PROBLEM DETAILS » All entries must be extracted exactly, with nothing added or dropped.

DATASET ROWS »
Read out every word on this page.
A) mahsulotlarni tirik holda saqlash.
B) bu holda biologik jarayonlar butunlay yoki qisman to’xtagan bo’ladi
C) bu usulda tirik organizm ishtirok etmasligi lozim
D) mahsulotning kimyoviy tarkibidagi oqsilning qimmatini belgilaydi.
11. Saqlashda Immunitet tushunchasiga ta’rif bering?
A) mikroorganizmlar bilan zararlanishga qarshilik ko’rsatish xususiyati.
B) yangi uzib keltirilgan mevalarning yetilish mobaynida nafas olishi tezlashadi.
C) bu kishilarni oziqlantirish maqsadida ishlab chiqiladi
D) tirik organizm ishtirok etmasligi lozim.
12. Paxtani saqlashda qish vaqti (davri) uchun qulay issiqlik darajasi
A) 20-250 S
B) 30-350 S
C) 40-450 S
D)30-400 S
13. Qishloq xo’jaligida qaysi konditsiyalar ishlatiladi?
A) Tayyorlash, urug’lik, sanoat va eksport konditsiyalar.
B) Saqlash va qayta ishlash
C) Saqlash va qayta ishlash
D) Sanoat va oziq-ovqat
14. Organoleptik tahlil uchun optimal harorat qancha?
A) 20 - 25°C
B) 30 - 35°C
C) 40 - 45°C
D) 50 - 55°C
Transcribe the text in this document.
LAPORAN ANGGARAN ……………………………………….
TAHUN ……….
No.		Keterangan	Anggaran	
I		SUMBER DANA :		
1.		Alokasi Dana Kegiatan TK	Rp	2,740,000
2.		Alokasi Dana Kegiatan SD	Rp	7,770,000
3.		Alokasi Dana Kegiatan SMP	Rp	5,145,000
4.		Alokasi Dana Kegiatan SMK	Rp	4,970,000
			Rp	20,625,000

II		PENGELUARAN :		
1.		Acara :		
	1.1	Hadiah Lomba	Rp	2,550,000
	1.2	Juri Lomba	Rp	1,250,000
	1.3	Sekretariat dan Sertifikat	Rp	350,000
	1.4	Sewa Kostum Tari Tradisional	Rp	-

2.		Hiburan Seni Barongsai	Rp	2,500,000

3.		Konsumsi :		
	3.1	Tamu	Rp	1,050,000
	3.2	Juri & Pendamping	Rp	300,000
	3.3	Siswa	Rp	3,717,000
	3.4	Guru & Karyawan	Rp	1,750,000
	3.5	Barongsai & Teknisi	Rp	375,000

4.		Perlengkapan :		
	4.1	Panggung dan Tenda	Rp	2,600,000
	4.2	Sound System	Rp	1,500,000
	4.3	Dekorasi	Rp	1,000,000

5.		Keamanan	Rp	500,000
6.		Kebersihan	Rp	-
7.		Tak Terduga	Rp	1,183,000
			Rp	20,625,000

WRITTEN ANSWER »
Read out every word on this page.
A) mahsulotlarni tirik holda saqlash.
B) bu holda biologik jarayonlar butunlay yoki qisman to’xtagan bo’ladi
C) bu usulda tirik organizm ishtirok etmasligi lozim
D) mahsulotning kimyoviy tarkibidagi oqsilning qimmatini belgilaydi.
11. Saqlashda Immunitet tushunchasiga ta’rif bering?
A) mikroorganizmlar bilan zararlanishga qarshilik ko’rsatish xususiyati.
B) yangi uzib keltirilgan mevalarning yetilish mobaynida nafas olishi tezlashadi.
C) bu kishilarni oziqlantirish maqsadida ishlab chiqiladi
D) tirik organizm ishtirok etmasligi lozim.
12. Paxtani saqlashda qish vaqti (davri) uchun qulay issiqlik darajasi
A) 20-250 S
B) 30-350 S
C) 40-450 S
D)30-400 S
13. Qishloq xo’jaligida qaysi konditsiyalar ishlatiladi?
A) Tayyorlash, urug’lik, sanoat va eksport konditsiyalar.
B) Saqlash va qayta ishlash
C) Saqlash va qayta ishlash
D) Sanoat va oziq-ovqat
14. Organoleptik tahlil uchun optimal harorat qancha?
A) 20 - 25°C
B) 30 - 35°C
C) 40 - 45°C
D) 50 - 55°C
Transcribe the text in this document.
LAPORAN ANGGARAN ……………………………………….
TAHUN ……….
No.		Keterangan	Anggaran	
I		SUMBER DANA :		
1.		Alokasi Dana Kegiatan TK	Rp	2,740,000
2.		Alokasi Dana Kegiatan SD	Rp	7,770,000
3.		Alokasi Dana Kegiatan SMP	Rp	5,145,000
4.		Alokasi Dana Kegiatan SMK	Rp	4,970,000
			Rp	20,625,000

II		PENGELUARAN :		
1.		Acara :		
	1.1	Hadiah Lomba	Rp	2,550,000
	1.2	Juri Lomba	Rp	1,250,000
	1.3	Sekretariat dan Sertifikat	Rp	350,000
	1.4	Sewa Kostum Tari Tradisional	Rp	-

2.		Hiburan Seni Barongsai	Rp	2,500,000

3.		Konsumsi :		
	3.1	Tamu	Rp	1,050,000
	3.2	Juri & Pendamping	Rp	300,000
	3.3	Siswa	Rp	3,717,000
	3.4	Guru & Karyawan	Rp	1,750,000
	3.5	Barongsai & Teknisi	Rp	375,000

4.		Perlengkapan :		
	4.1	Panggung dan Tenda	Rp	2,600,000
	4.2	Sound System	Rp	1,500,000
	4.3	Dekorasi	Rp	1,000,000

5.		Keamanan	Rp	500,000
6.		Kebersihan	Rp	-
7.		Tak Terduga	Rp	1,183,000
			Rp	20,625,000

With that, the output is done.